##### Supplied data

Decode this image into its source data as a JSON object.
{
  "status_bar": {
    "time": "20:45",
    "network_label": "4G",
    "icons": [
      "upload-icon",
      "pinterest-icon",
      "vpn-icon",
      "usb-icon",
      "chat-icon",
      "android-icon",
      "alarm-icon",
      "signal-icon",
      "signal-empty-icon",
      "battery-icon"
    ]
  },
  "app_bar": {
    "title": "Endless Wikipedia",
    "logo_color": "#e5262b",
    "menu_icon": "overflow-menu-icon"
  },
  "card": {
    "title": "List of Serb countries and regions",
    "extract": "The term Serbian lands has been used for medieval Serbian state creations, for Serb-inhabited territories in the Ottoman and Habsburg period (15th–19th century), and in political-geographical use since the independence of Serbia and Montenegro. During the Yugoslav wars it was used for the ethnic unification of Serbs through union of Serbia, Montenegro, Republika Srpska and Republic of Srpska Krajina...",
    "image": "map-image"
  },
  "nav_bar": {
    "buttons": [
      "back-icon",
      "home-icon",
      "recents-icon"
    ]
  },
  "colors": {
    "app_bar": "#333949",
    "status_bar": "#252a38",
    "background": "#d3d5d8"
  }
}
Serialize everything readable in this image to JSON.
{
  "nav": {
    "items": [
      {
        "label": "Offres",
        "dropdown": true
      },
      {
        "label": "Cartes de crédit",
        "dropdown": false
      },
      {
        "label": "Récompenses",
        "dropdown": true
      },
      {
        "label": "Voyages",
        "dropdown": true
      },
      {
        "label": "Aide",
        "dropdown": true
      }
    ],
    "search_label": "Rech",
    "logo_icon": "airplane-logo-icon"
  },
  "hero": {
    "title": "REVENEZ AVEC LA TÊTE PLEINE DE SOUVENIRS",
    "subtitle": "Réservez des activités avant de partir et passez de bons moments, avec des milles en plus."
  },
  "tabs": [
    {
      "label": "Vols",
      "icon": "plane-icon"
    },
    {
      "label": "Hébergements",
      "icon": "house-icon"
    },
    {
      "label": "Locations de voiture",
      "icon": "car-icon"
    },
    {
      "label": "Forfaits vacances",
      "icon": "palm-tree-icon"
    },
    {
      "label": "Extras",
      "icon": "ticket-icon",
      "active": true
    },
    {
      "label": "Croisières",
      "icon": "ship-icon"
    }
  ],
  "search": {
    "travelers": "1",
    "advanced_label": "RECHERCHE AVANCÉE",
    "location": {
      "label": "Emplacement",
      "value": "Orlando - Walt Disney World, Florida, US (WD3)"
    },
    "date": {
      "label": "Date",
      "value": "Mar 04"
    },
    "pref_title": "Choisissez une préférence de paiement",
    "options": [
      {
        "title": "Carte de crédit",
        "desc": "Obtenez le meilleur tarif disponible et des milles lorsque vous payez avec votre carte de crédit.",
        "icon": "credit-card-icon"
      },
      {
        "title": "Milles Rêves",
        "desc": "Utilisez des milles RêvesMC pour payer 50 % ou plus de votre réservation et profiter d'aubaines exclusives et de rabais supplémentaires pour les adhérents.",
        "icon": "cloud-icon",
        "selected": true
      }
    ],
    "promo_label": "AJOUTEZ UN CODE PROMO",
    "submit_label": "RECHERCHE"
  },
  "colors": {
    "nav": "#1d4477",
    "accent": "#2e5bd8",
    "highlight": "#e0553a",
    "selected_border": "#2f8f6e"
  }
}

##########

Aim. Retype all of the material, keeping each line exact.

Solution to this exercise.
Decode this image into its source data as a JSON object.
{
  "status_bar": {
    "time": "20:45",
    "network_label": "4G",
    "icons": [
      "upload-icon",
      "pinterest-icon",
      "vpn-icon",
      "usb-icon",
      "chat-icon",
      "android-icon",
      "alarm-icon",
      "signal-icon",
      "signal-empty-icon",
      "battery-icon"
    ]
  },
  "app_bar": {
    "title": "Endless Wikipedia",
    "logo_color": "#e5262b",
    "menu_icon": "overflow-menu-icon"
  },
  "card": {
    "title": "List of Serb countries and regions",
    "extract": "The term Serbian lands has been used for medieval Serbian state creations, for Serb-inhabited territories in the Ottoman and Habsburg period (15th–19th century), and in political-geographical use since the independence of Serbia and Montenegro. During the Yugoslav wars it was used for the ethnic unification of Serbs through union of Serbia, Montenegro, Republika Srpska and Republic of Srpska Krajina...",
    "image": "map-image"
  },
  "nav_bar": {
    "buttons": [
      "back-icon",
      "home-icon",
      "recents-icon"
    ]
  },
  "colors": {
    "app_bar": "#333949",
    "status_bar": "#252a38",
    "background": "#d3d5d8"
  }
}
Serialize everything readable in this image to JSON.
{
  "nav": {
    "items": [
      {
        "label": "Offres",
        "dropdown": true
      },
      {
        "label": "Cartes de crédit",
        "dropdown": false
      },
      {
        "label": "Récompenses",
        "dropdown": true
      },
      {
        "label": "Voyages",
        "dropdown": true
      },
      {
        "label": "Aide",
        "dropdown": true
      }
    ],
    "search_label": "Rech",
    "logo_icon": "airplane-logo-icon"
  },
  "hero": {
    "title": "REVENEZ AVEC LA TÊTE PLEINE DE SOUVENIRS",
    "subtitle": "Réservez des activités avant de partir et passez de bons moments, avec des milles en plus."
  },
  "tabs": [
    {
      "label": "Vols",
      "icon": "plane-icon"
    },
    {
      "label": "Hébergements",
      "icon": "house-icon"
    },
    {
      "label": "Locations de voiture",
      "icon": "car-icon"
    },
    {
      "label": "Forfaits vacances",
      "icon": "palm-tree-icon"
    },
    {
      "label": "Extras",
      "icon": "ticket-icon",
      "active": true
    },
    {
      "label": "Croisières",
      "icon": "ship-icon"
    }
  ],
  "search": {
    "travelers": "1",
    "advanced_label": "RECHERCHE AVANCÉE",
    "location": {
      "label": "Emplacement",
      "value": "Orlando - Walt Disney World, Florida, US (WD3)"
    },
    "date": {
      "label": "Date",
      "value": "Mar 04"
    },
    "pref_title": "Choisissez une préférence de paiement",
    "options": [
      {
        "title": "Carte de crédit",
        "desc": "Obtenez le meilleur tarif disponible et des milles lorsque vous payez avec votre carte de crédit.",
        "icon": "credit-card-icon"
      },
      {
        "title": "Milles Rêves",
        "desc": "Utilisez des milles RêvesMC pour payer 50 % ou plus de votre réservation et profiter d'aubaines exclusives et de rabais supplémentaires pour les adhérents.",
        "icon": "cloud-icon",
        "selected": true
      }
    ],
    "promo_label": "AJOUTEZ UN CODE PROMO",
    "submit_label": "RECHERCHE"
  },
  "colors": {
    "nav": "#1d4477",
    "accent": "#2e5bd8",
    "highlight": "#e0553a",
    "selected_border": "#2f8f6e"
  }
}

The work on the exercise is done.